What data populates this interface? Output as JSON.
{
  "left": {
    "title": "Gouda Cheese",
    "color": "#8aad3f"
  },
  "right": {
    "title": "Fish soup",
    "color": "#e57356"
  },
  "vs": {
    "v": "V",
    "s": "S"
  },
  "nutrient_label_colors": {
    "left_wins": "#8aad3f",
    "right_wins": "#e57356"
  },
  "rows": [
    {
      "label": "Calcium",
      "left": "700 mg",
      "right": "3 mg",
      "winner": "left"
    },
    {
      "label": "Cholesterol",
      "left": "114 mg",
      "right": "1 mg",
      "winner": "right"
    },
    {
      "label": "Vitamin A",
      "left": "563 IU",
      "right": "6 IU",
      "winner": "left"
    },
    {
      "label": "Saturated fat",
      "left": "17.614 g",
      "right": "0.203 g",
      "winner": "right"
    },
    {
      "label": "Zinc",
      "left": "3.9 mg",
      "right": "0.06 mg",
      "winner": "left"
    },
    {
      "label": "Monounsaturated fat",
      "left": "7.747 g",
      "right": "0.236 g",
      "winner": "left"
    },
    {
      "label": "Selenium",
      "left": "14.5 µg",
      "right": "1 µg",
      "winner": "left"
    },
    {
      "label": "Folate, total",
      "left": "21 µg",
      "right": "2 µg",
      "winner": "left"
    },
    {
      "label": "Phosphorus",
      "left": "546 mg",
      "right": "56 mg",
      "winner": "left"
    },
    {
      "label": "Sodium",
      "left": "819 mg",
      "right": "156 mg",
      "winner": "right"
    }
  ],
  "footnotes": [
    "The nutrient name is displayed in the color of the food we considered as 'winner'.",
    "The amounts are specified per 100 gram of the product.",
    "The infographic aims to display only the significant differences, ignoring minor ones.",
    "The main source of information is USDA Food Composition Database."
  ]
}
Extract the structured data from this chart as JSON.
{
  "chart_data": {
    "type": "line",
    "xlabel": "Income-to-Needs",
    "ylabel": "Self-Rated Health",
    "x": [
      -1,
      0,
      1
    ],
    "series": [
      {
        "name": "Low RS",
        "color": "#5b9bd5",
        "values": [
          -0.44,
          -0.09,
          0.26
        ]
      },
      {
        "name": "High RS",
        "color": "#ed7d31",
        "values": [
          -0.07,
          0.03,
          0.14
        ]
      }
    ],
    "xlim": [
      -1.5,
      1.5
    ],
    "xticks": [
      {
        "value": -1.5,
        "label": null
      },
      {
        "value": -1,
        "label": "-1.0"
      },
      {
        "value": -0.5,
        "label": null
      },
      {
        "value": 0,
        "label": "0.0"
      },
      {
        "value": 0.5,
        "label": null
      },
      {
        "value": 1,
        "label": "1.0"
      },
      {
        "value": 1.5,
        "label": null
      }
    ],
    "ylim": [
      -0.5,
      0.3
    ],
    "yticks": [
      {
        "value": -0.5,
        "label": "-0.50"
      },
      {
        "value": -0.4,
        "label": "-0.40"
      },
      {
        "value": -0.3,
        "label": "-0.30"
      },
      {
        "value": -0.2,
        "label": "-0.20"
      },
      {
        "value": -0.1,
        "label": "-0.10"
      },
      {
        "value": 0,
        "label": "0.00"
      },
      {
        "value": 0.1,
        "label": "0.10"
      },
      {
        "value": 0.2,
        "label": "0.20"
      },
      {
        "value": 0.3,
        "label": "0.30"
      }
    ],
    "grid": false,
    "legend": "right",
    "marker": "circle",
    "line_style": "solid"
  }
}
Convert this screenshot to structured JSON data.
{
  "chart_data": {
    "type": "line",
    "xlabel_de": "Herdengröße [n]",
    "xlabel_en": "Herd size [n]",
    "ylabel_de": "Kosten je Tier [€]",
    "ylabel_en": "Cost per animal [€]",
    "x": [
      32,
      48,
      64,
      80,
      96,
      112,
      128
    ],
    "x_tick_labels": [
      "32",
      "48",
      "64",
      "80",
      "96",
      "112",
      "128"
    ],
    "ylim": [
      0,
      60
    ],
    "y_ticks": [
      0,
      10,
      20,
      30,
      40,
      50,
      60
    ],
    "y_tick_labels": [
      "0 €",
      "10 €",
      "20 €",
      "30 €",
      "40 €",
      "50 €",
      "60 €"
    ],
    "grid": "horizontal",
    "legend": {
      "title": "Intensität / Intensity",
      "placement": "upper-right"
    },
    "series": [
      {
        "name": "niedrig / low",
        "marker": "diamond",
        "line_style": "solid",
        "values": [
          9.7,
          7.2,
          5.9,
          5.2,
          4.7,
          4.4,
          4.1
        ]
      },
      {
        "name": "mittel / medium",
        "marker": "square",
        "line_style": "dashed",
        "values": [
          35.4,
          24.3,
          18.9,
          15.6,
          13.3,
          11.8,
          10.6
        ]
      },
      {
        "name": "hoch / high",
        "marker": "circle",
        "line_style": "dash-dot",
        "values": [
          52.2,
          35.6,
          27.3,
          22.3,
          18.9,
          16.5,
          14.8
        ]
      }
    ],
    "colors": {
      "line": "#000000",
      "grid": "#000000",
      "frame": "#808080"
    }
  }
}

● ● ●

• Directions for this task: Scan the listing above. Collect all lines with the word "title".

• Result for this exercise:
    "title": "Gouda Cheese",
    "title": "Fish soup",
      "title": "Intensität / Intensity",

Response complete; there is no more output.